(Collected data)
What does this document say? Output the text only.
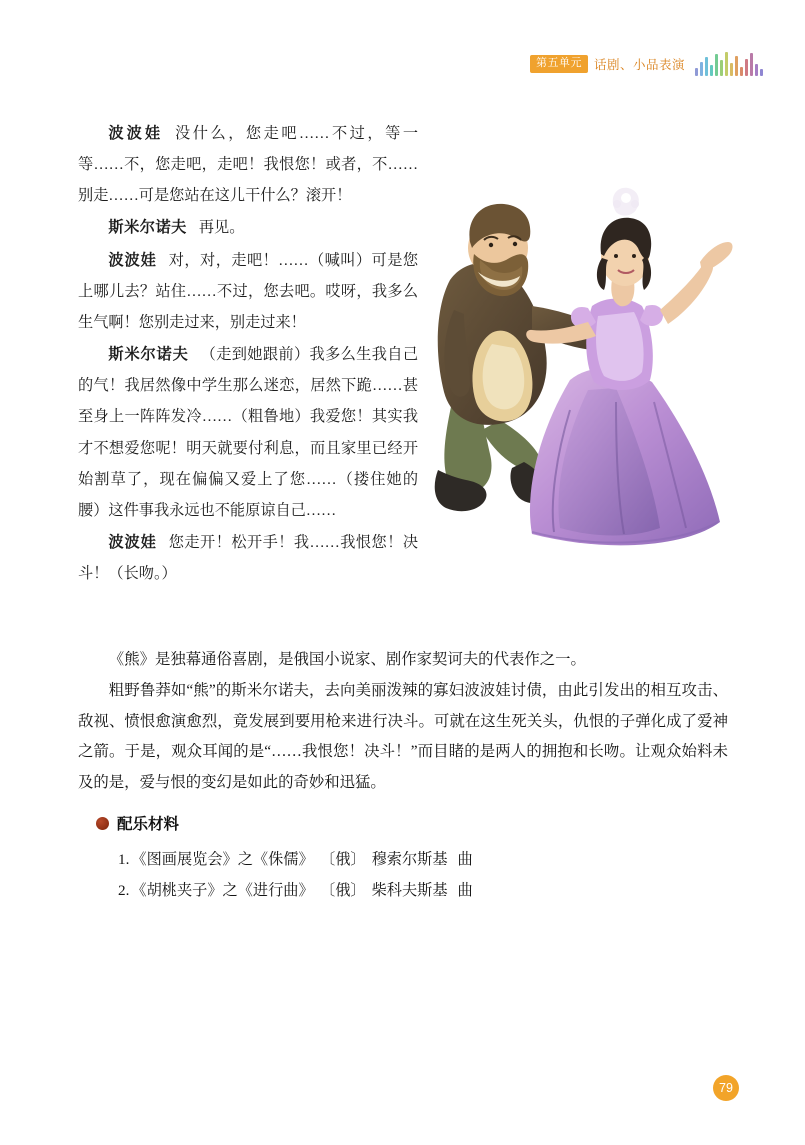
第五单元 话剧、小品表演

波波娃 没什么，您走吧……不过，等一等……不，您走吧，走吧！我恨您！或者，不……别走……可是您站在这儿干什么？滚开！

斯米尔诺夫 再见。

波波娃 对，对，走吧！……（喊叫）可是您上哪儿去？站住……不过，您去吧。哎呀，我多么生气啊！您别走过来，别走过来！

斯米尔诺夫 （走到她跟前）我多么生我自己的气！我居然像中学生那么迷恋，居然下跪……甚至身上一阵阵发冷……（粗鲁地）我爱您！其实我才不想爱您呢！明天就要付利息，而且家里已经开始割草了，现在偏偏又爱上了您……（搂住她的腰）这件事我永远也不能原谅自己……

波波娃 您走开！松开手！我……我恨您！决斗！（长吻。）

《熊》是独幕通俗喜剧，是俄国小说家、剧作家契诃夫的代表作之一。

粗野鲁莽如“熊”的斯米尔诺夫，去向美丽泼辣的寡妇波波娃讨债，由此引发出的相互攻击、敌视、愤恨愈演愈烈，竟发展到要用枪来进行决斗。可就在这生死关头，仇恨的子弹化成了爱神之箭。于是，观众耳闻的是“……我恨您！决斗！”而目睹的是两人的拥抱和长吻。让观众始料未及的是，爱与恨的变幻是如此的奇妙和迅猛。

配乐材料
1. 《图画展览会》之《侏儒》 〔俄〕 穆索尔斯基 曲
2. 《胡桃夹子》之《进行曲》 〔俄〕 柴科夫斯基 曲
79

Task statement:
Output the entries above exactly. Drop the pictures.

Solution:
What does this document say? Output the text only.
第五单元 话剧、小品表演

波波娃 没什么，您走吧……不过，等一等……不，您走吧，走吧！我恨您！或者，不……别走……可是您站在这儿干什么？滚开！

斯米尔诺夫 再见。

波波娃 对，对，走吧！……（喊叫）可是您上哪儿去？站住……不过，您去吧。哎呀，我多么生气啊！您别走过来，别走过来！

斯米尔诺夫 （走到她跟前）我多么生我自己的气！我居然像中学生那么迷恋，居然下跪……甚至身上一阵阵发冷……（粗鲁地）我爱您！其实我才不想爱您呢！明天就要付利息，而且家里已经开始割草了，现在偏偏又爱上了您……（搂住她的腰）这件事我永远也不能原谅自己……

波波娃 您走开！松开手！我……我恨您！决斗！（长吻。）

《熊》是独幕通俗喜剧，是俄国小说家、剧作家契诃夫的代表作之一。

粗野鲁莽如“熊”的斯米尔诺夫，去向美丽泼辣的寡妇波波娃讨债，由此引发出的相互攻击、敌视、愤恨愈演愈烈，竟发展到要用枪来进行决斗。可就在这生死关头，仇恨的子弹化成了爱神之箭。于是，观众耳闻的是“……我恨您！决斗！”而目睹的是两人的拥抱和长吻。让观众始料未及的是，爱与恨的变幻是如此的奇妙和迅猛。

配乐材料
1. 《图画展览会》之《侏儒》 〔俄〕 穆索尔斯基 曲
2. 《胡桃夹子》之《进行曲》 〔俄〕 柴科夫斯基 曲
79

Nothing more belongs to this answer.